Filter the entries that follow, copying every line in which the word "actualDependentBeans" appears.

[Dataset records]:
————————

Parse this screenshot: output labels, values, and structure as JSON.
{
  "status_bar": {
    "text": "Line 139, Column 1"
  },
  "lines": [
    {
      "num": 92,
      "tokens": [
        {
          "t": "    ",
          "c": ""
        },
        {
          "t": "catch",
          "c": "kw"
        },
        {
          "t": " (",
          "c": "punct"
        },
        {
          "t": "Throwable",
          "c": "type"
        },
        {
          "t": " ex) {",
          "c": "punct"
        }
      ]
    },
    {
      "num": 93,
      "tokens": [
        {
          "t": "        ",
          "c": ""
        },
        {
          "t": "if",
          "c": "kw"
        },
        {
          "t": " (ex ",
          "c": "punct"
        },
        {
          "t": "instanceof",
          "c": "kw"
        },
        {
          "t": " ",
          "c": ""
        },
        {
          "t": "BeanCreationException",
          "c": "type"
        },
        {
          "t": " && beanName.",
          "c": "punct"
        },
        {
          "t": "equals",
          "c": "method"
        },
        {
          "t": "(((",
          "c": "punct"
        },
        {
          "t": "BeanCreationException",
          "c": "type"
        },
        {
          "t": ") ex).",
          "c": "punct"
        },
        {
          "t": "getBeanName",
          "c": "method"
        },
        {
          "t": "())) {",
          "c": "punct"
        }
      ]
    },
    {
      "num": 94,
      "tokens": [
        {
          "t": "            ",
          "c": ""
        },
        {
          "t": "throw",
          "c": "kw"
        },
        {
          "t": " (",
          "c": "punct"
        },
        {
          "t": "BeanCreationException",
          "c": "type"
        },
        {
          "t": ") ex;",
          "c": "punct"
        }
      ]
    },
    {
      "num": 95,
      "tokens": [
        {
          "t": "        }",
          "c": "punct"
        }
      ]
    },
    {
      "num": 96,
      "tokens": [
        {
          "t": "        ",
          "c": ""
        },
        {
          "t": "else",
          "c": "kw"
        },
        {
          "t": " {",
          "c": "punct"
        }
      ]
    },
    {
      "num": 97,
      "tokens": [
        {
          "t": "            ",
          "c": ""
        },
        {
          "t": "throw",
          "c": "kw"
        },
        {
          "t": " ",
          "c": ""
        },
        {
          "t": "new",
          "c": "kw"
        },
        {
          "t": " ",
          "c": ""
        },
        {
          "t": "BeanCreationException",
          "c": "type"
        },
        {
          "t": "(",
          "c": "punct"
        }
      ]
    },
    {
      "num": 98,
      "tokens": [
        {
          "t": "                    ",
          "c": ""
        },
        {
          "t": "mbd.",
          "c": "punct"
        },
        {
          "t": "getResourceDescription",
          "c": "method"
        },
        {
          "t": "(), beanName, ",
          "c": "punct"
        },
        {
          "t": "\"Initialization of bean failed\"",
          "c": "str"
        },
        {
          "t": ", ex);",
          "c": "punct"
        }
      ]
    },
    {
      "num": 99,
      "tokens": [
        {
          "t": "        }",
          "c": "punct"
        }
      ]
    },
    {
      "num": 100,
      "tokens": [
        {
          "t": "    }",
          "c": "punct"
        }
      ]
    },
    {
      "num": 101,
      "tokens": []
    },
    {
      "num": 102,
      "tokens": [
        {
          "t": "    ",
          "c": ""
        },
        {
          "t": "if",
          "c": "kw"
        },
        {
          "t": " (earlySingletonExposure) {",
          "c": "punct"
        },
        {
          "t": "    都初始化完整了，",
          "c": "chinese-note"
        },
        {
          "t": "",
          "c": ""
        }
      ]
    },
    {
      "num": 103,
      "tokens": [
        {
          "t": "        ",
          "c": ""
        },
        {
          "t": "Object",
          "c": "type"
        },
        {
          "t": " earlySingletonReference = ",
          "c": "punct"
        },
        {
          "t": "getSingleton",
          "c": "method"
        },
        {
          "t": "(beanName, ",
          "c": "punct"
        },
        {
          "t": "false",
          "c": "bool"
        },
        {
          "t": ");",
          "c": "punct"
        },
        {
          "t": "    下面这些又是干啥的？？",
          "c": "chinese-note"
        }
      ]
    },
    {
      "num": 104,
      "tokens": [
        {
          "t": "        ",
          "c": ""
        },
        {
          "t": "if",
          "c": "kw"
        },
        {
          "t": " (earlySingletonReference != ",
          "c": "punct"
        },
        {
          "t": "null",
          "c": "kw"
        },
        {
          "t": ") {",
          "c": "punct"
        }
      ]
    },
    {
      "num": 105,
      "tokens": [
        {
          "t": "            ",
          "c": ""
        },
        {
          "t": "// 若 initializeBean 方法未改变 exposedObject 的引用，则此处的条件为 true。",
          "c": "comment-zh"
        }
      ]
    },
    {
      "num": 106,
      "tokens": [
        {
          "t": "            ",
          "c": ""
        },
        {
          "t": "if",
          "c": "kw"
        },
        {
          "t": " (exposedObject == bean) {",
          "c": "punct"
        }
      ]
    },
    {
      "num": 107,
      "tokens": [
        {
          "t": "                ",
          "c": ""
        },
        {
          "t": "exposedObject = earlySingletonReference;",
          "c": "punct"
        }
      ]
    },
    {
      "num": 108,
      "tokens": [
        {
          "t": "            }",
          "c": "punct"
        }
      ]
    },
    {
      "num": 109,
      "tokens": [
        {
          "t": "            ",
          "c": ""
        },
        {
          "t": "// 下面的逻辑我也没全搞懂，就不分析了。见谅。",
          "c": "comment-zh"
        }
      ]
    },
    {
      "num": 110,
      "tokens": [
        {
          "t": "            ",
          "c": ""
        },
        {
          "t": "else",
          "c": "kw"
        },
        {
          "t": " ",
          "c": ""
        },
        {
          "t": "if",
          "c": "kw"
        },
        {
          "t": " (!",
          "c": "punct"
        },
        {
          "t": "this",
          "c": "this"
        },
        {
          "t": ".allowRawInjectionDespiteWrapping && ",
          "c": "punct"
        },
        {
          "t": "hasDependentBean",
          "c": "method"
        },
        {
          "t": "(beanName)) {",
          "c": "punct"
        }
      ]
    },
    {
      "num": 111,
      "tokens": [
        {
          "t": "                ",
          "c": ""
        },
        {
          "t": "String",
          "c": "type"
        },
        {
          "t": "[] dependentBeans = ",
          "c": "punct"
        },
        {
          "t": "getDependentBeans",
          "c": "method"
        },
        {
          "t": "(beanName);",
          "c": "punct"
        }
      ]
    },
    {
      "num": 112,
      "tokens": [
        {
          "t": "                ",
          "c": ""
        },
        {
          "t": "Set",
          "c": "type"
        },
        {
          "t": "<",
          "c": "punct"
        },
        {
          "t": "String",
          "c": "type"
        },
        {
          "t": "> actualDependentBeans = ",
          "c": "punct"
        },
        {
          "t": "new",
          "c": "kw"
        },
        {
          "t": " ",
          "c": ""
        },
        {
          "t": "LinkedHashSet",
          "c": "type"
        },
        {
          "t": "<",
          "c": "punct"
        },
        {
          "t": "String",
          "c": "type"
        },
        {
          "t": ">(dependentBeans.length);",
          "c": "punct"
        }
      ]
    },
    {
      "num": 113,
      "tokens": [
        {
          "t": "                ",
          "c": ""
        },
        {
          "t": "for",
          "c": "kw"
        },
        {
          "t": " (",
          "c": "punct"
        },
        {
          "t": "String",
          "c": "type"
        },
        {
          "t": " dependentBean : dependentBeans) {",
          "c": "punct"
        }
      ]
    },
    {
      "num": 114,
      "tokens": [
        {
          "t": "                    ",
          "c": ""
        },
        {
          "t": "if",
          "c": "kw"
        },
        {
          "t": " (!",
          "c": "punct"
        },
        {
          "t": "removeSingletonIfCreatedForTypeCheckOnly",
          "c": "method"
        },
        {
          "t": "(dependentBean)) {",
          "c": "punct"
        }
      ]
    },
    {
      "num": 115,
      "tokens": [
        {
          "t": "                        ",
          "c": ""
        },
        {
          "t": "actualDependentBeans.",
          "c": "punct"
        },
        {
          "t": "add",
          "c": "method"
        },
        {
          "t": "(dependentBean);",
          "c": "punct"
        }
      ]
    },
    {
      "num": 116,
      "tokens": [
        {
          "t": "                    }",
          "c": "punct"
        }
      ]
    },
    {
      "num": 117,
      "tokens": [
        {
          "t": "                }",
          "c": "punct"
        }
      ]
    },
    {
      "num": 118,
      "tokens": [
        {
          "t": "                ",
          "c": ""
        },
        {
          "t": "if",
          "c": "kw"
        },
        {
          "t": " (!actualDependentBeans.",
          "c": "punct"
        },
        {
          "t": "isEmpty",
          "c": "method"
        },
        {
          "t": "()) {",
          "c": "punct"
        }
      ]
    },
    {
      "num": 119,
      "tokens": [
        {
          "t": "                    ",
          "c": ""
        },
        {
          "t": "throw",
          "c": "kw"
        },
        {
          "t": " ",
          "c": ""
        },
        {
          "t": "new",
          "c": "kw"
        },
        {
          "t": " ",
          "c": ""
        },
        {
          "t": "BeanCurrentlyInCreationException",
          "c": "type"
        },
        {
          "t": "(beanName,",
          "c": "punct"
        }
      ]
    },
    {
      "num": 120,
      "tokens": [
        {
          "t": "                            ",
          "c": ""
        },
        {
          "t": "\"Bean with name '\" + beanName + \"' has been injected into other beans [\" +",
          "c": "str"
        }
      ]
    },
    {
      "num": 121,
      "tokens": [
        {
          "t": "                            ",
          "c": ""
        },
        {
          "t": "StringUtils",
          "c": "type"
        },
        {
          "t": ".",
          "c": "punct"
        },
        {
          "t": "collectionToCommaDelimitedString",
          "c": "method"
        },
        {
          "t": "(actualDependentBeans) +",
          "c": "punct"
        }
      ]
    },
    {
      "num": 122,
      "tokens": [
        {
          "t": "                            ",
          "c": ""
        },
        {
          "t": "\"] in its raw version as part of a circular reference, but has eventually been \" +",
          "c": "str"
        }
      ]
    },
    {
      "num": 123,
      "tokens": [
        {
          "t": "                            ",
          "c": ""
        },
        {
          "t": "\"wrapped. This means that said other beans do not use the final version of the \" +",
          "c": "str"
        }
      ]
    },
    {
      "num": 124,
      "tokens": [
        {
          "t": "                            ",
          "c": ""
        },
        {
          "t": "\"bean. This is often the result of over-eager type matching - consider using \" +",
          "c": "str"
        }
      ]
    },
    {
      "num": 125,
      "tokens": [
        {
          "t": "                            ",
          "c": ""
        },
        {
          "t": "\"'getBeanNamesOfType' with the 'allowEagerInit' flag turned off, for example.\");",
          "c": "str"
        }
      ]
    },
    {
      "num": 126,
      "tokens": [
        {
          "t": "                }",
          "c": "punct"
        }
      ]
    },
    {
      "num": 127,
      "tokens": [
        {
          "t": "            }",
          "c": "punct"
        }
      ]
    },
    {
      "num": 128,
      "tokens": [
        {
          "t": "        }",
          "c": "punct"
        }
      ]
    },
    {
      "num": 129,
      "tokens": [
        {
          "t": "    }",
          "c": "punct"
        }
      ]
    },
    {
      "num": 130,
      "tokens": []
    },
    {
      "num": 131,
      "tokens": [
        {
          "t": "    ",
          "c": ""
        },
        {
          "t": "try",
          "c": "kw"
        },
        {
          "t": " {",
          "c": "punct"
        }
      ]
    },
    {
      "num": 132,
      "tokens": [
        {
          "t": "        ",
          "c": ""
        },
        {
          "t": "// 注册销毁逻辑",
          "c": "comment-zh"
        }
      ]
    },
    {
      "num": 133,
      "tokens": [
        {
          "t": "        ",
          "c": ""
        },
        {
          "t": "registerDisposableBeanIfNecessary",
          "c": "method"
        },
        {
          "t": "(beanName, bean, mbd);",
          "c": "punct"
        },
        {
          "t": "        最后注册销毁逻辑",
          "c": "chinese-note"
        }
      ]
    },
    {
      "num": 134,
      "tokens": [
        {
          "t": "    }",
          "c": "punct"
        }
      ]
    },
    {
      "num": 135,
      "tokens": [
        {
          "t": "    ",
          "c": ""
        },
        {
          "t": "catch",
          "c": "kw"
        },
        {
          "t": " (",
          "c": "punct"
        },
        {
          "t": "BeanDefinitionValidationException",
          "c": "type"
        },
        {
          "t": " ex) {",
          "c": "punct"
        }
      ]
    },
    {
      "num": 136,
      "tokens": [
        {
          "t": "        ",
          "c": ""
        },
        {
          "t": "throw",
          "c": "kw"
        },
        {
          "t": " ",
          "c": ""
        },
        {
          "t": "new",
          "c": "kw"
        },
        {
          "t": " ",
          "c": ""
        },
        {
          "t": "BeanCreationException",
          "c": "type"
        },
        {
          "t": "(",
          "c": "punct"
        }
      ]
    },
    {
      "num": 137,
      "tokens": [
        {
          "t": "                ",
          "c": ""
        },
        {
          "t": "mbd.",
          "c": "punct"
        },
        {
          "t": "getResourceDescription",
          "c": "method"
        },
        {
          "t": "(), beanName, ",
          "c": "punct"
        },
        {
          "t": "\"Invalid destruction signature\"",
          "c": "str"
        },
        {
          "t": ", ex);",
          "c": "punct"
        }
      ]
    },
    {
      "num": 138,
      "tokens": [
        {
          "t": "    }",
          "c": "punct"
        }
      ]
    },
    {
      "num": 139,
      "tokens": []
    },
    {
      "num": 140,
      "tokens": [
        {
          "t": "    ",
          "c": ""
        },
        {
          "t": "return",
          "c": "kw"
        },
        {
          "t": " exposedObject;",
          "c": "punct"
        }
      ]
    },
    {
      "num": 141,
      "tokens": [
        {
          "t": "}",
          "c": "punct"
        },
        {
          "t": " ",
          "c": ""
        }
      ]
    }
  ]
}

————————

[Result]:
          "t": "> actualDependentBeans = ",
          "t": "actualDependentBeans.",
          "t": " (!actualDependentBeans.",
          "t": "(actualDependentBeans) +",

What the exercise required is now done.